# What is being asked:
Where a line contains the word "Realeinkommensverluste", copy that line.

[Data records]
....

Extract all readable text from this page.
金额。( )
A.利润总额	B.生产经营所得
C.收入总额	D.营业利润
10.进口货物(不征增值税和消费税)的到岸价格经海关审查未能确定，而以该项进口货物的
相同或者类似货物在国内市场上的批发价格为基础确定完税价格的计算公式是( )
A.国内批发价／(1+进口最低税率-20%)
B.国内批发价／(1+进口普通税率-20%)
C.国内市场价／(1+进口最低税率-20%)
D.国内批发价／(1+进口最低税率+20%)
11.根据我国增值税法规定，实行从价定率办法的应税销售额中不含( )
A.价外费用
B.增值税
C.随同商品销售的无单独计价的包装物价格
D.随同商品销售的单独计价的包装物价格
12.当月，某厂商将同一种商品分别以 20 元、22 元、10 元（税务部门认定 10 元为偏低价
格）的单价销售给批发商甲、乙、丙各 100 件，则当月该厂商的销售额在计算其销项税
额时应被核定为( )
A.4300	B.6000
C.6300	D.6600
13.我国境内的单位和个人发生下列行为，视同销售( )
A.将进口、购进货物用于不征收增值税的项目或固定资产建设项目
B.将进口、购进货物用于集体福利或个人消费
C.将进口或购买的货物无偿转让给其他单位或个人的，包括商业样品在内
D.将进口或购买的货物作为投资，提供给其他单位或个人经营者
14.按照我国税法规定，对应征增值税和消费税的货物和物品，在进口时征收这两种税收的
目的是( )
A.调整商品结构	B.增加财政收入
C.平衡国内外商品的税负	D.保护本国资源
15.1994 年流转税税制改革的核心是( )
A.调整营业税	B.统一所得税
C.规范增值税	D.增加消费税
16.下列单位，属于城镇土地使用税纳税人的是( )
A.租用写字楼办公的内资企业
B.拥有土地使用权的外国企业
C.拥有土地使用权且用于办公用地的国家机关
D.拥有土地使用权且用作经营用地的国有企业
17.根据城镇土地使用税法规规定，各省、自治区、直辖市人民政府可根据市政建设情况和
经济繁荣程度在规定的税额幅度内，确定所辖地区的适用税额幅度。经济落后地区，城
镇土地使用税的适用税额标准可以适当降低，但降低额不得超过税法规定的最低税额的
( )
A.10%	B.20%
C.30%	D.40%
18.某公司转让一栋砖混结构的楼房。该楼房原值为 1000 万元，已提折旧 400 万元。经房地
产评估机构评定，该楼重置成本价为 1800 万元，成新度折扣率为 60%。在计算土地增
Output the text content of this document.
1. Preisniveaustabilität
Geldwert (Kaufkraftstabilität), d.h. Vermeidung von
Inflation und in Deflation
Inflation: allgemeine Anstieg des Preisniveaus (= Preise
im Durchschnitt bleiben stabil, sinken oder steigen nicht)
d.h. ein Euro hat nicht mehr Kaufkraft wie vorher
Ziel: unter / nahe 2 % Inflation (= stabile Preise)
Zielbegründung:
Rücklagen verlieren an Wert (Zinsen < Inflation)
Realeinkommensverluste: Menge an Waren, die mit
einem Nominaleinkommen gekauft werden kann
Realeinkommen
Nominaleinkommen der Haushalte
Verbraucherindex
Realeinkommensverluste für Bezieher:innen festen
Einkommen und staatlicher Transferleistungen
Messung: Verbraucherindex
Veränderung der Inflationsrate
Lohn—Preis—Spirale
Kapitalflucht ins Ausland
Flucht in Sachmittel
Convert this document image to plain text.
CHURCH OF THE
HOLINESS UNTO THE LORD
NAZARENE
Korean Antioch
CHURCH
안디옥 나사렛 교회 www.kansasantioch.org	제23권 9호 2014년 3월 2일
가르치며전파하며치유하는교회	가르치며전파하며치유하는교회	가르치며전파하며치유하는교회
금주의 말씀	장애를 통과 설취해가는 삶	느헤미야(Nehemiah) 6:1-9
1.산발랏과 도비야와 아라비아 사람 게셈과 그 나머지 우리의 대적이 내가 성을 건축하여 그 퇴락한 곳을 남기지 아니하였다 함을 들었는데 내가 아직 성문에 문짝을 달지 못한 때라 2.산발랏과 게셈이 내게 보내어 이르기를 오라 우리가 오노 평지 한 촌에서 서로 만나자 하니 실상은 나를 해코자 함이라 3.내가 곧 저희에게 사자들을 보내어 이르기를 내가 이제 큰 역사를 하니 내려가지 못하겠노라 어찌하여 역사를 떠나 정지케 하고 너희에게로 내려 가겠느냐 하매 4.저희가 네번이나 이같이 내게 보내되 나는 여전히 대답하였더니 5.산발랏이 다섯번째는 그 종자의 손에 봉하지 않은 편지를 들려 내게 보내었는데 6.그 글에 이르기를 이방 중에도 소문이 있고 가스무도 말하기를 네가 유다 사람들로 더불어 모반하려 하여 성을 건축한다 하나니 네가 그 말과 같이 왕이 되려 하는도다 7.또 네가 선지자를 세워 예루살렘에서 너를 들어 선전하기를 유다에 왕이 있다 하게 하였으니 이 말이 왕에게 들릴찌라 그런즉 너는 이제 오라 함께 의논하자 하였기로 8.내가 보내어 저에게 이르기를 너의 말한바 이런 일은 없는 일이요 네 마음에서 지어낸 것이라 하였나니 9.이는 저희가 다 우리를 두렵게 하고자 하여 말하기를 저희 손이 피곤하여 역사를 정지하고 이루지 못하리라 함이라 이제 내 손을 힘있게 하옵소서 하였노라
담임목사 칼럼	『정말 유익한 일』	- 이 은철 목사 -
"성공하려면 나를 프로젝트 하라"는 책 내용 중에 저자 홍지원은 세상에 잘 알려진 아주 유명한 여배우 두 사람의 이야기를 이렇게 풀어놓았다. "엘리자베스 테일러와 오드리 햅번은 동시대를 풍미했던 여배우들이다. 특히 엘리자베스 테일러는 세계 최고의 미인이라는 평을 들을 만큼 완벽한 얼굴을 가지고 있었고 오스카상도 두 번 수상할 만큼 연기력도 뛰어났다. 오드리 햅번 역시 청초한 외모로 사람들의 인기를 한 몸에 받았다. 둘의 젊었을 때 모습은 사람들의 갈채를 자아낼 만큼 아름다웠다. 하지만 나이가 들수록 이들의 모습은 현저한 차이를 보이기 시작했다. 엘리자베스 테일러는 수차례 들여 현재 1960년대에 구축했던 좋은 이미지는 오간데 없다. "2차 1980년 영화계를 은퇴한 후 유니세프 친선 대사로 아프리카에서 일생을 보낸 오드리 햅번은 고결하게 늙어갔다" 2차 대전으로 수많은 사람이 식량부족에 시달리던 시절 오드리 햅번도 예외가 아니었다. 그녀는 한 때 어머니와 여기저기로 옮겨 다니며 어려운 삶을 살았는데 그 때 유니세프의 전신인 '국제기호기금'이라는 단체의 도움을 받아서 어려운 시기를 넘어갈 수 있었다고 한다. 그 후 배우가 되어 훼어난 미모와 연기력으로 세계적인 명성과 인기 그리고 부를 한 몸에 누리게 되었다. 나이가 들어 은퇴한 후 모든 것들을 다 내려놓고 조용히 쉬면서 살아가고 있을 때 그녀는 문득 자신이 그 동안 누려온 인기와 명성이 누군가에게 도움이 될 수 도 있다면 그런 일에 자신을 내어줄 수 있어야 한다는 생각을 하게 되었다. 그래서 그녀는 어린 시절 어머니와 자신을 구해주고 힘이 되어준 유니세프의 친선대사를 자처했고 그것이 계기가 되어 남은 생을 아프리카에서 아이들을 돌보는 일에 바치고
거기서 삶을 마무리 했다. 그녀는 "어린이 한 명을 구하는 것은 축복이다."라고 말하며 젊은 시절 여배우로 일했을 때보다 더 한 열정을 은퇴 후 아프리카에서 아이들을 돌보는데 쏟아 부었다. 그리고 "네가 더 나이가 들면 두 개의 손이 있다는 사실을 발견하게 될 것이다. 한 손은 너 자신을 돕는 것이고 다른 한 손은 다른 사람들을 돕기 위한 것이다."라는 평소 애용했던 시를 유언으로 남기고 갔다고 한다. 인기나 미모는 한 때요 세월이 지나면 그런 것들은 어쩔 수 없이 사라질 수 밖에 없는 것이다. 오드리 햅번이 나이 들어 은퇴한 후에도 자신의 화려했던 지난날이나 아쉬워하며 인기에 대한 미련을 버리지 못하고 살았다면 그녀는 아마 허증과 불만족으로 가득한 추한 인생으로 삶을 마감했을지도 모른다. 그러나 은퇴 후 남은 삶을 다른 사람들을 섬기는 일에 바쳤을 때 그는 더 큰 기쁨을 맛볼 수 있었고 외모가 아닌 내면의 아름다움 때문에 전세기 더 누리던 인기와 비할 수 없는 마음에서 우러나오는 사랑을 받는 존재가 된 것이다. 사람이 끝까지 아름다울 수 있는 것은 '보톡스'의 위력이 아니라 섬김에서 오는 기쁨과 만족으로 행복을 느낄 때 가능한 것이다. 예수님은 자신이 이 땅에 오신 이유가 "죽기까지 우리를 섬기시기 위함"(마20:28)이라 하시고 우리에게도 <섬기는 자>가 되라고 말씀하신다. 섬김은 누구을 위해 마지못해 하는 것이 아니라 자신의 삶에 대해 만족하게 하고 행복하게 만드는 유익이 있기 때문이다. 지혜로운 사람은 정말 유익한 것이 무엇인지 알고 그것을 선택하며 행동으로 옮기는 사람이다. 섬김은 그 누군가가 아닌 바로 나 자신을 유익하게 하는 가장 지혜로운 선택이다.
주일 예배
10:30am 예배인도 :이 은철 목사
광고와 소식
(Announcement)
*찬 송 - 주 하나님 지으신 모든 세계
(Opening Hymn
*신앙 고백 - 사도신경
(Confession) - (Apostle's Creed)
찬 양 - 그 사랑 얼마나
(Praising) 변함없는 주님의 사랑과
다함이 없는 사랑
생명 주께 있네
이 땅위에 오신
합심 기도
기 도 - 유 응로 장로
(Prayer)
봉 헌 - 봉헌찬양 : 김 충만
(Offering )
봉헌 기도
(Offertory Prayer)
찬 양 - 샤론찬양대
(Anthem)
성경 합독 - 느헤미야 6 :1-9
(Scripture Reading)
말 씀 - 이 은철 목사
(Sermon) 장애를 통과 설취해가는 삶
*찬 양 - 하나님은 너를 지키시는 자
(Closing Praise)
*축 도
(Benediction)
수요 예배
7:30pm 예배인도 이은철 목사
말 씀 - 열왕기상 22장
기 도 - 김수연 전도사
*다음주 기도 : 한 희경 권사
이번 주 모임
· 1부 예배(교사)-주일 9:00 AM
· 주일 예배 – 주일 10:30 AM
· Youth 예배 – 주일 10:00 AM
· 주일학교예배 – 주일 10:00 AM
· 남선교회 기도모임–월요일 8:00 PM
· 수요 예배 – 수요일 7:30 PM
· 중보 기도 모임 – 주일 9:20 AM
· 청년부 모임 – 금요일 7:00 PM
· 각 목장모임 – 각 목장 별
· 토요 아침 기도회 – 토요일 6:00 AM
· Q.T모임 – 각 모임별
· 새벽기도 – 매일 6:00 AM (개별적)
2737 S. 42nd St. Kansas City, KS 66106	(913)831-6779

....

# Response to the exercise:
Realeinkommensverluste: Menge an Waren, die mit
Realeinkommensverluste für Bezieher:innen festen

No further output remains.